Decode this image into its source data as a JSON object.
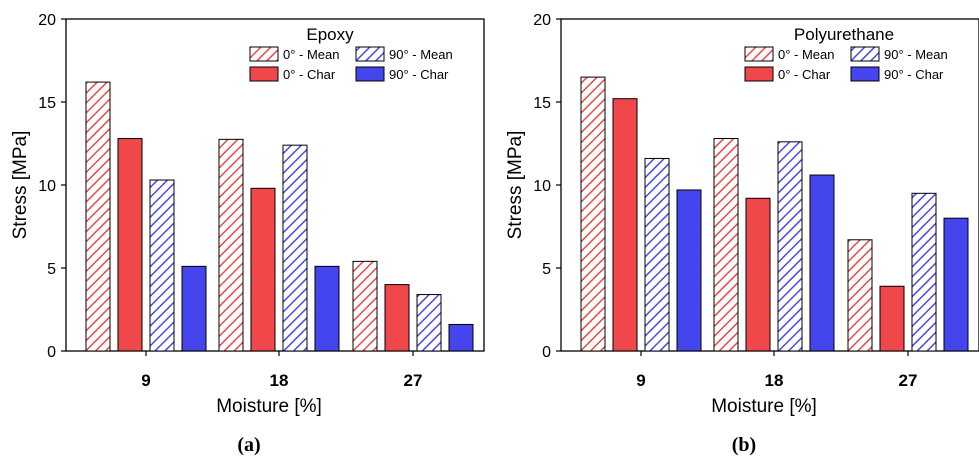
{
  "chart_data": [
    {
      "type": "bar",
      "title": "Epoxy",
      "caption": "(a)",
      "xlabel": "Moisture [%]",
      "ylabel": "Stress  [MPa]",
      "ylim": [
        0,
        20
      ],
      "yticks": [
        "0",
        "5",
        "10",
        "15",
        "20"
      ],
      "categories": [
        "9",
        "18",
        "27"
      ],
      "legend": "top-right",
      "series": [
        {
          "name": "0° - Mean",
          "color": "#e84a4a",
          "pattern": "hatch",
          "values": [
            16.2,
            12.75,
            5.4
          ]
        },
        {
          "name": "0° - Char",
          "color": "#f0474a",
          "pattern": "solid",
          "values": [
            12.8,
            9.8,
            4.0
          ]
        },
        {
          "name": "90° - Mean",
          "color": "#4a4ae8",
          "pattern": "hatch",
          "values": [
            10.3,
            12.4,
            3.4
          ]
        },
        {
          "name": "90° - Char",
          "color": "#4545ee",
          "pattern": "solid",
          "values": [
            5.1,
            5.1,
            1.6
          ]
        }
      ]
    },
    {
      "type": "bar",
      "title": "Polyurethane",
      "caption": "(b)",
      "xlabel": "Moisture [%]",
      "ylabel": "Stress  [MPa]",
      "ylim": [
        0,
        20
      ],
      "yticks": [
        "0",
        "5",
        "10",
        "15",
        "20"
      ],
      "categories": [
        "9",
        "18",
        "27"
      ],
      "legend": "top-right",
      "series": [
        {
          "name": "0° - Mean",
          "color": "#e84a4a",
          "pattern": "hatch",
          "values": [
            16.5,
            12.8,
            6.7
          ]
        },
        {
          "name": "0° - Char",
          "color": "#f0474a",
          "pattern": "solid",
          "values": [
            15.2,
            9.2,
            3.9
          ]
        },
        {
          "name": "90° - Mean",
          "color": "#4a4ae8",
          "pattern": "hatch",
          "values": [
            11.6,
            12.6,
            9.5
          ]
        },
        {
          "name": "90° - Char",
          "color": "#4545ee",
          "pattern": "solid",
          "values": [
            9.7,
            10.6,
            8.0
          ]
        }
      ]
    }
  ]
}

■ ■ ■ ■ ■ ■ ■

__Given exercise__
Quote the preceding listing precisely and completely, omitting its images.

__Exercise output__
Decode this image into its source data as a JSON object.
{
  "chart_data": [
    {
      "type": "bar",
      "title": "Epoxy",
      "caption": "(a)",
      "xlabel": "Moisture [%]",
      "ylabel": "Stress  [MPa]",
      "ylim": [
        0,
        20
      ],
      "yticks": [
        "0",
        "5",
        "10",
        "15",
        "20"
      ],
      "categories": [
        "9",
        "18",
        "27"
      ],
      "legend": "top-right",
      "series": [
        {
          "name": "0° - Mean",
          "color": "#e84a4a",
          "pattern": "hatch",
          "values": [
            16.2,
            12.75,
            5.4
          ]
        },
        {
          "name": "0° - Char",
          "color": "#f0474a",
          "pattern": "solid",
          "values": [
            12.8,
            9.8,
            4.0
          ]
        },
        {
          "name": "90° - Mean",
          "color": "#4a4ae8",
          "pattern": "hatch",
          "values": [
            10.3,
            12.4,
            3.4
          ]
        },
        {
          "name": "90° - Char",
          "color": "#4545ee",
          "pattern": "solid",
          "values": [
            5.1,
            5.1,
            1.6
          ]
        }
      ]
    },
    {
      "type": "bar",
      "title": "Polyurethane",
      "caption": "(b)",
      "xlabel": "Moisture [%]",
      "ylabel": "Stress  [MPa]",
      "ylim": [
        0,
        20
      ],
      "yticks": [
        "0",
        "5",
        "10",
        "15",
        "20"
      ],
      "categories": [
        "9",
        "18",
        "27"
      ],
      "legend": "top-right",
      "series": [
        {
          "name": "0° - Mean",
          "color": "#e84a4a",
          "pattern": "hatch",
          "values": [
            16.5,
            12.8,
            6.7
          ]
        },
        {
          "name": "0° - Char",
          "color": "#f0474a",
          "pattern": "solid",
          "values": [
            15.2,
            9.2,
            3.9
          ]
        },
        {
          "name": "90° - Mean",
          "color": "#4a4ae8",
          "pattern": "hatch",
          "values": [
            11.6,
            12.6,
            9.5
          ]
        },
        {
          "name": "90° - Char",
          "color": "#4545ee",
          "pattern": "solid",
          "values": [
            9.7,
            10.6,
            8.0
          ]
        }
      ]
    }
  ]
}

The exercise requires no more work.